* _Article_
Regideso, Mercy Corps, Congo Maji, E4I : pourquoi ne pas revenir à la case de départ ?

C’est incroyable ce qui se passe à Goma concernant la gestion des bornes fontaines. Aux dernières nouvelles, on apprend que Pole Institute, Mercy Corps et Congo Maji auraient levé l’option de vente de cette société au profit de Pole Institute. Seulement voilà : comment contourner la Regideso partie prenante au protocole de collaboration ?

DES SOURCES proches du dossier soulignent que les discussions entre l’ONG britannique Mercy Corps, la société Congo Maji/E4I et Pole Institute à propos du rachat de Congo Maji, en réalité Entreprise For Impact (E4I), par Pole Institute sont quasi définitives, du moins « très avancées ». Surtout, il ne faudra pas que la Regideso sache qu’E4I est en train de vendre Congo Maji. 

On apprend aussi que Pole Institute poserait des conditions, notamment avoir la gestion de plus de 80 Bornes Fontaines (BF) pour faire un bon business. Or une bonne partie des BF dans la ville de Goma, le chef-lieu de la province du Nord-Kivu, est gérée par la Regideso SA à travers Congo Maji, et une autre partie a été remise au gouvernement provincial par Mercy Corps. Aussi, Pole Institute souhaite que Mercy Corps et Congo Maji l’adoubent auprès de l’exécutif du Nord-Kivu pour la gestion des nouvelles BF.

* _Lignes de données_
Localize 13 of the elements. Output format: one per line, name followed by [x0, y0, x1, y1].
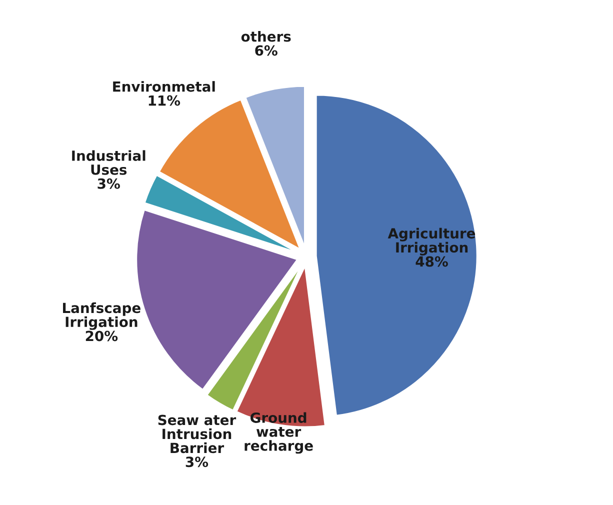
slice-label: Seaw ater Intrusion Barrier [158, 414, 236, 454]
slice-label: Lanfscape Irrigation [63, 302, 140, 330]
data-label: 3% [98, 178, 120, 189]
data-label: 48% [416, 256, 448, 267]
data-label: 6% [255, 45, 278, 56]
slice-label: Industrial Uses [72, 150, 146, 175]
data-label: 3% [186, 456, 208, 468]
slice-label: Agriculture Irrigation [388, 228, 476, 256]
slice-label: others [241, 31, 291, 42]
data-label: 20% [86, 330, 118, 342]
slice-label: Environmetal [113, 81, 215, 92]
slice-label: Ground water recharge [244, 412, 313, 454]
data-label: 11% [148, 95, 180, 106]
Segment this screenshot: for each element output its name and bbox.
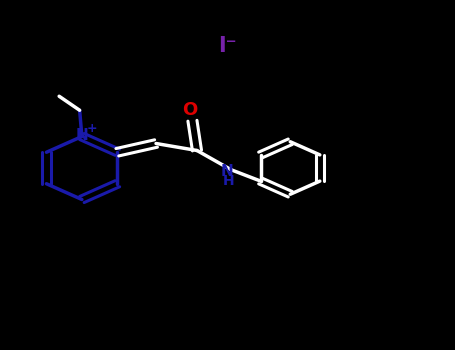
Text: O: O: [182, 100, 198, 119]
Text: N: N: [76, 128, 88, 142]
Text: N: N: [220, 164, 233, 179]
Text: I⁻: I⁻: [218, 35, 237, 56]
Text: +: +: [86, 122, 97, 135]
Text: H: H: [223, 174, 235, 188]
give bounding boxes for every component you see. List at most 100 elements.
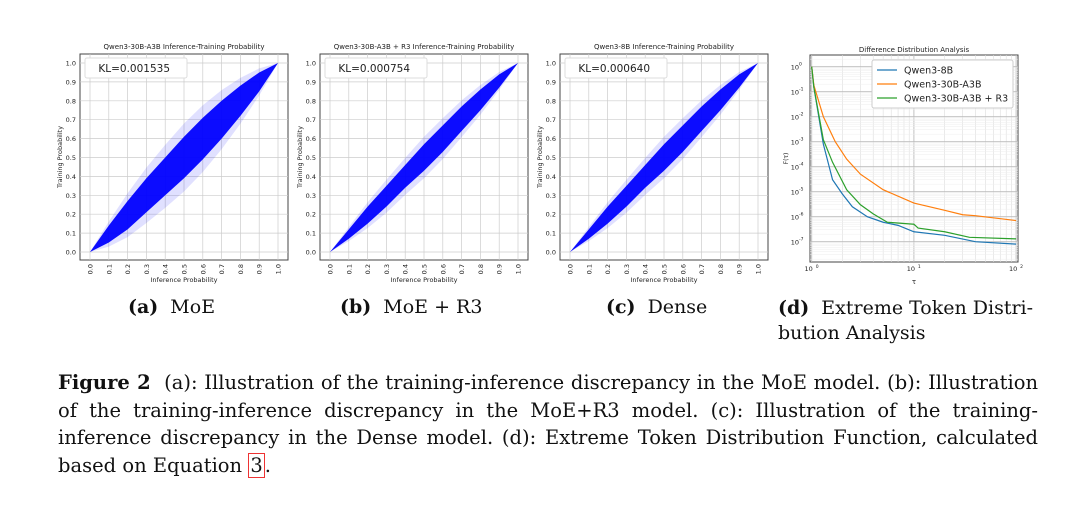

* _Consignes_
a) Selon l'article, de combien de bornes fontaines Pole Institute voudrait-il avoir la gestion ?
b) Indiquez si chacune des affirmations suivantes est conforme à l'article, en citant les mots qui tranchent : (i) Mercy Corps est une ONG britannique ; (ii) Goma est le chef-lieu de la province du Sud-Kivu ; (iii) la Regideso doit être mise au courant de la vente de Congo Maji.

* _Corrigés_
a) Plus de 80 bornes fontaines.

b)
(i) Oui : « l’ONG britannique Mercy Corps ».
(ii) Non : « Goma, le chef-lieu de la province du Nord-Kivu ».
(iii) Non : « il ne faudra pas que la Regideso sache qu’E4I est en train de vendre Congo Maji ».